## To do
From the listing below, copy every line with the word "Bingen".

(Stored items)
*-*-*
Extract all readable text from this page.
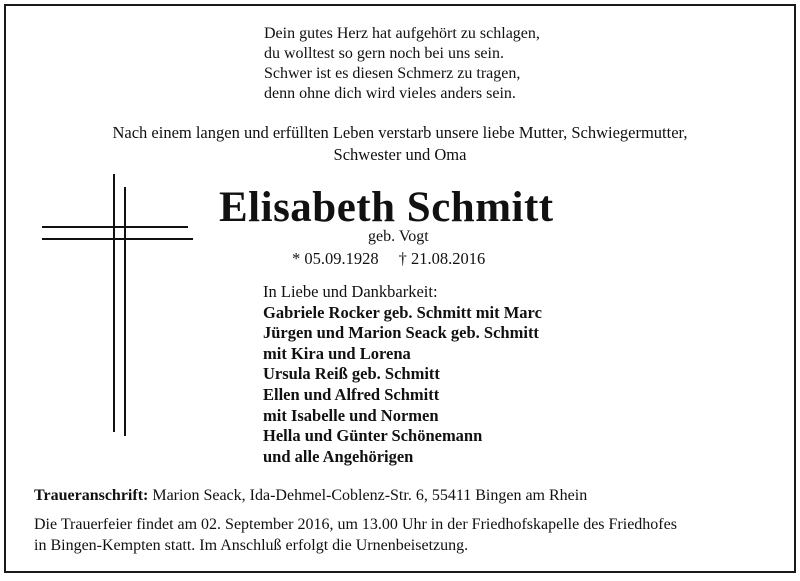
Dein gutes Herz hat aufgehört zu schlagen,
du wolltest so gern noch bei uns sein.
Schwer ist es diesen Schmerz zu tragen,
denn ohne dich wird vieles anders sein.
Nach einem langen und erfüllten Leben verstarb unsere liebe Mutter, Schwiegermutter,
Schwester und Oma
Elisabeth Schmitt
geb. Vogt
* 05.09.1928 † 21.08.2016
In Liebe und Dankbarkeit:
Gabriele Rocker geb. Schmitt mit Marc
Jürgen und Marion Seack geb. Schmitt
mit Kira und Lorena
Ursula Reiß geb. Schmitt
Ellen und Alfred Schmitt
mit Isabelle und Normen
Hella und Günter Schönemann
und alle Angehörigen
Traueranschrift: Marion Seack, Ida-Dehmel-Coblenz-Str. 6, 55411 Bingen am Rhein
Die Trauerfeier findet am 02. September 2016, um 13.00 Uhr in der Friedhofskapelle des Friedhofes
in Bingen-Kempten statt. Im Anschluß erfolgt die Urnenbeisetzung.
*-*-*
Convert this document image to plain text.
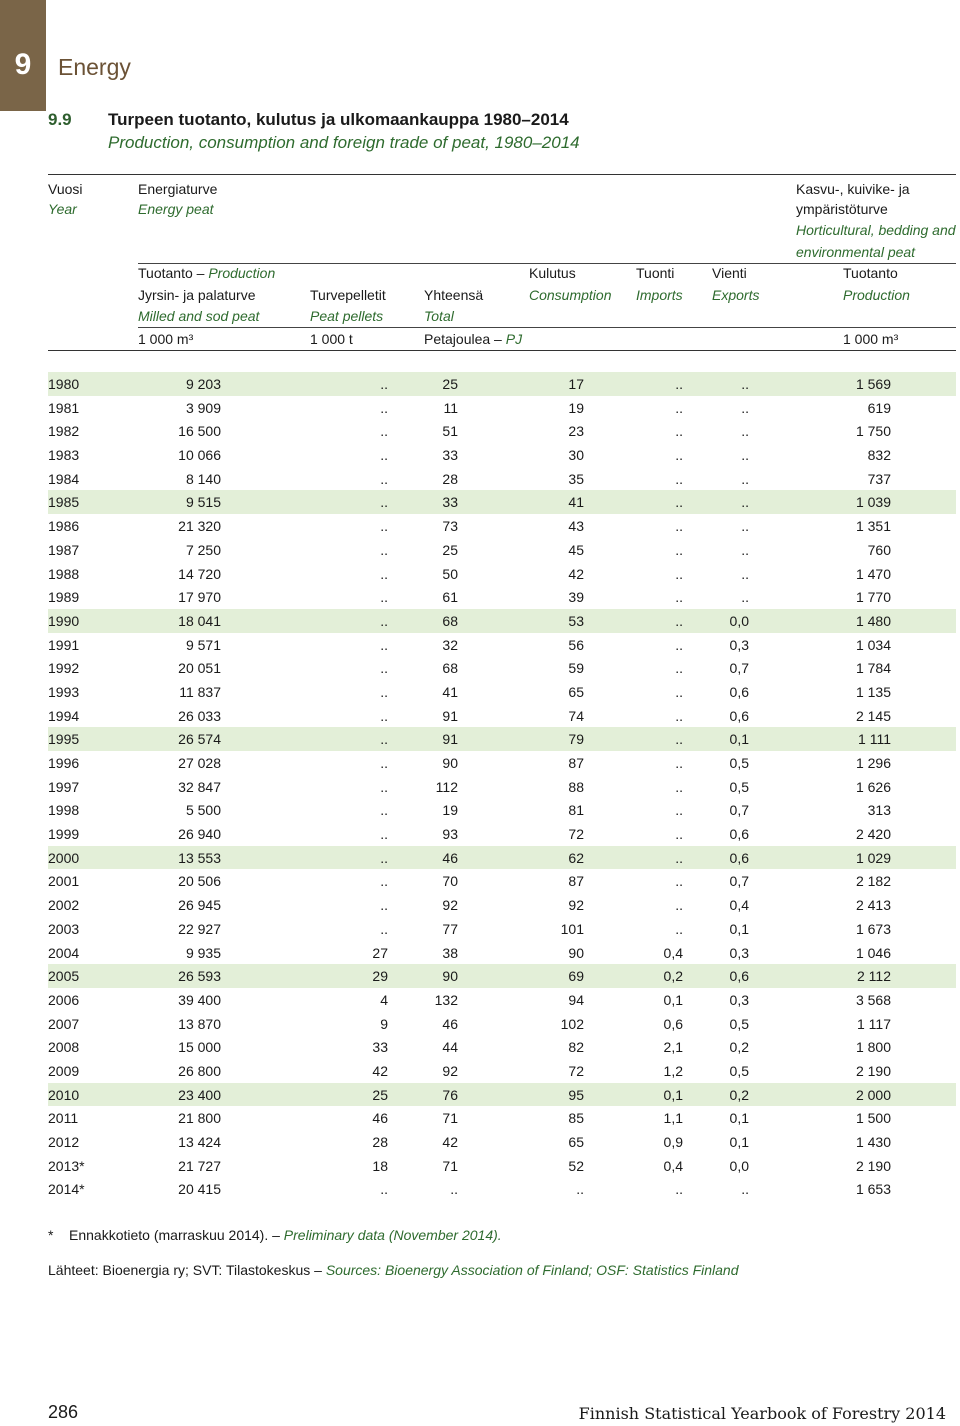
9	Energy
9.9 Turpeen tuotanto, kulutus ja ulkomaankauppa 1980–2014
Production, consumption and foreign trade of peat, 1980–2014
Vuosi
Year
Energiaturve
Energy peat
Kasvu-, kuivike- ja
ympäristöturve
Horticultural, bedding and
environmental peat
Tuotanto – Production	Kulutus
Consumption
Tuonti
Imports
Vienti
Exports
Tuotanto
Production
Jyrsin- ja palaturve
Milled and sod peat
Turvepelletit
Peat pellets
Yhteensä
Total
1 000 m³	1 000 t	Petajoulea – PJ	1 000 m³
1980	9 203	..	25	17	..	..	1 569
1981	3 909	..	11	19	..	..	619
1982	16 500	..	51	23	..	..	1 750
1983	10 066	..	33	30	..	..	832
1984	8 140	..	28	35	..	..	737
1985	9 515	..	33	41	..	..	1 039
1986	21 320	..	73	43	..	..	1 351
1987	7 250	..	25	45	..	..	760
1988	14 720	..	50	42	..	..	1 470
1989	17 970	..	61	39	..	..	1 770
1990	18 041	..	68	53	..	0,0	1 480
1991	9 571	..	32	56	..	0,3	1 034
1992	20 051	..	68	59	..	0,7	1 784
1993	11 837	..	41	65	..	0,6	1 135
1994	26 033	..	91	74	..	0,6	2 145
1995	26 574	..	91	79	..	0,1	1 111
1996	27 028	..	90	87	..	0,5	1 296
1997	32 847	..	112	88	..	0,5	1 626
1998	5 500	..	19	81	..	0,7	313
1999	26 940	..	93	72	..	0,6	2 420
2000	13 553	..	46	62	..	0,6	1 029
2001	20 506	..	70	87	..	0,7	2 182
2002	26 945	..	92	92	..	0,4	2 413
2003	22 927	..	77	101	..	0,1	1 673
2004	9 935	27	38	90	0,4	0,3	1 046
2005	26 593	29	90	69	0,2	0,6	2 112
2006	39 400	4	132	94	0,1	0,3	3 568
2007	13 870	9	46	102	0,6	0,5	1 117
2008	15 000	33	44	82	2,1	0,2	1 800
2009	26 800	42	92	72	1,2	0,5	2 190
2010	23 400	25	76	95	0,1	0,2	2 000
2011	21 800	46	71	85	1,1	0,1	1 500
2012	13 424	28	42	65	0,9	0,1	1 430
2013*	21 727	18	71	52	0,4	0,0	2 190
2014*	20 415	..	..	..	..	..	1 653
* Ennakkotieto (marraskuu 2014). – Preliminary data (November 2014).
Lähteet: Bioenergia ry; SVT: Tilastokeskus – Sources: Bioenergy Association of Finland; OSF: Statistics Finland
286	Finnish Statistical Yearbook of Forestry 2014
*-*-*
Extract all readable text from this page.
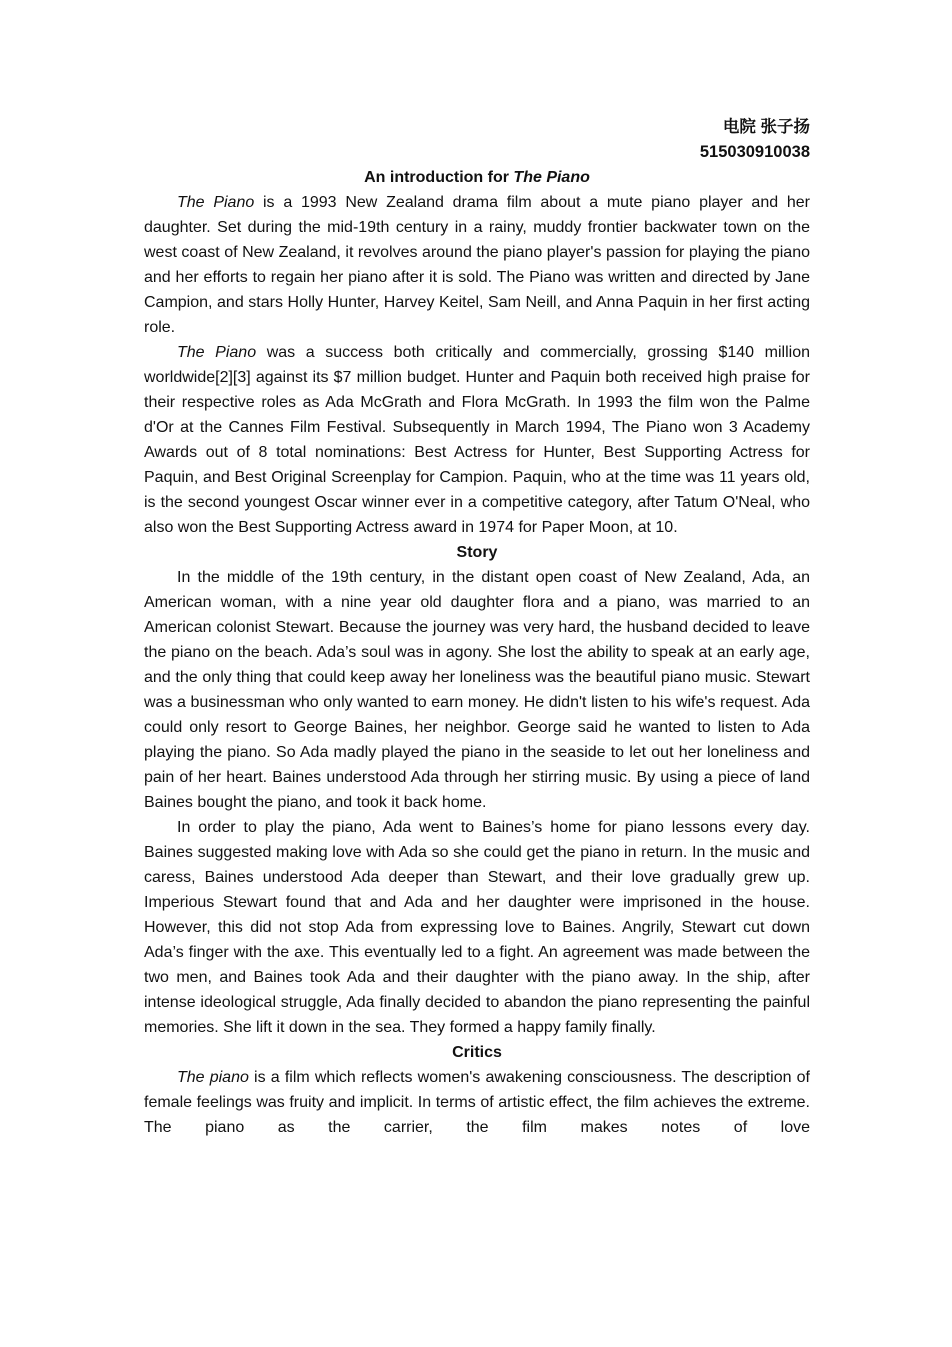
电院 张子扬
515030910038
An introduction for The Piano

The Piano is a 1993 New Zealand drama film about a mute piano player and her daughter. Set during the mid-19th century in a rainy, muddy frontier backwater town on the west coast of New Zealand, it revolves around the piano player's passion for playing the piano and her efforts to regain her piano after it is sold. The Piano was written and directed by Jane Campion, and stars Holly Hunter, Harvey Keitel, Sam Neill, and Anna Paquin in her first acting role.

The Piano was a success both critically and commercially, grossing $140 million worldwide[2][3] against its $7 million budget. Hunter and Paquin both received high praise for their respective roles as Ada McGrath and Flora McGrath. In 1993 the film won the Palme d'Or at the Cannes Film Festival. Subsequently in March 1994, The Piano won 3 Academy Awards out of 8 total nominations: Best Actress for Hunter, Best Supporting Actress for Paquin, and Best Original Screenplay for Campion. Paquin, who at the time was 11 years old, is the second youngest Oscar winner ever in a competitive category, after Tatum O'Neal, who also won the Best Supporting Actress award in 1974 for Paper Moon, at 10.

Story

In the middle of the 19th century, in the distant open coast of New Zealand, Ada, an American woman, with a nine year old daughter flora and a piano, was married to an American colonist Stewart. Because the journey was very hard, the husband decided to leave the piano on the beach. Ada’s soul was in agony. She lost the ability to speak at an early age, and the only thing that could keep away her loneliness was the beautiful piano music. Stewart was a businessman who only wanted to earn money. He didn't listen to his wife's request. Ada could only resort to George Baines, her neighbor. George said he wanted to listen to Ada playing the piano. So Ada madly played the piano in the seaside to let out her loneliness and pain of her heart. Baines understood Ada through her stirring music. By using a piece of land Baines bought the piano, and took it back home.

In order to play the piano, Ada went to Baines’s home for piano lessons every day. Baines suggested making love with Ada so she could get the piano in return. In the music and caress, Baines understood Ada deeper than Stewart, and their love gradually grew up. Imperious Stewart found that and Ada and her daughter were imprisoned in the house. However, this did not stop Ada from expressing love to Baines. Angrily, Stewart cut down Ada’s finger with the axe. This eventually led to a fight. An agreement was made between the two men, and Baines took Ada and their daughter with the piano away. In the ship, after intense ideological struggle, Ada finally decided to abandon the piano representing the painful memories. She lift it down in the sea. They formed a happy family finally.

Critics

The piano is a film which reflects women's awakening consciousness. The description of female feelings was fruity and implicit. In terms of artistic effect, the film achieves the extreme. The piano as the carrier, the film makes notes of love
*-*-*
## Task answer
Traueranschrift: Marion Seack, Ida-Dehmel-Coblenz-Str. 6, 55411 Bingen am Rhein
in Bingen-Kempten statt. Im Anschluß erfolgt die Urnenbeisetzung.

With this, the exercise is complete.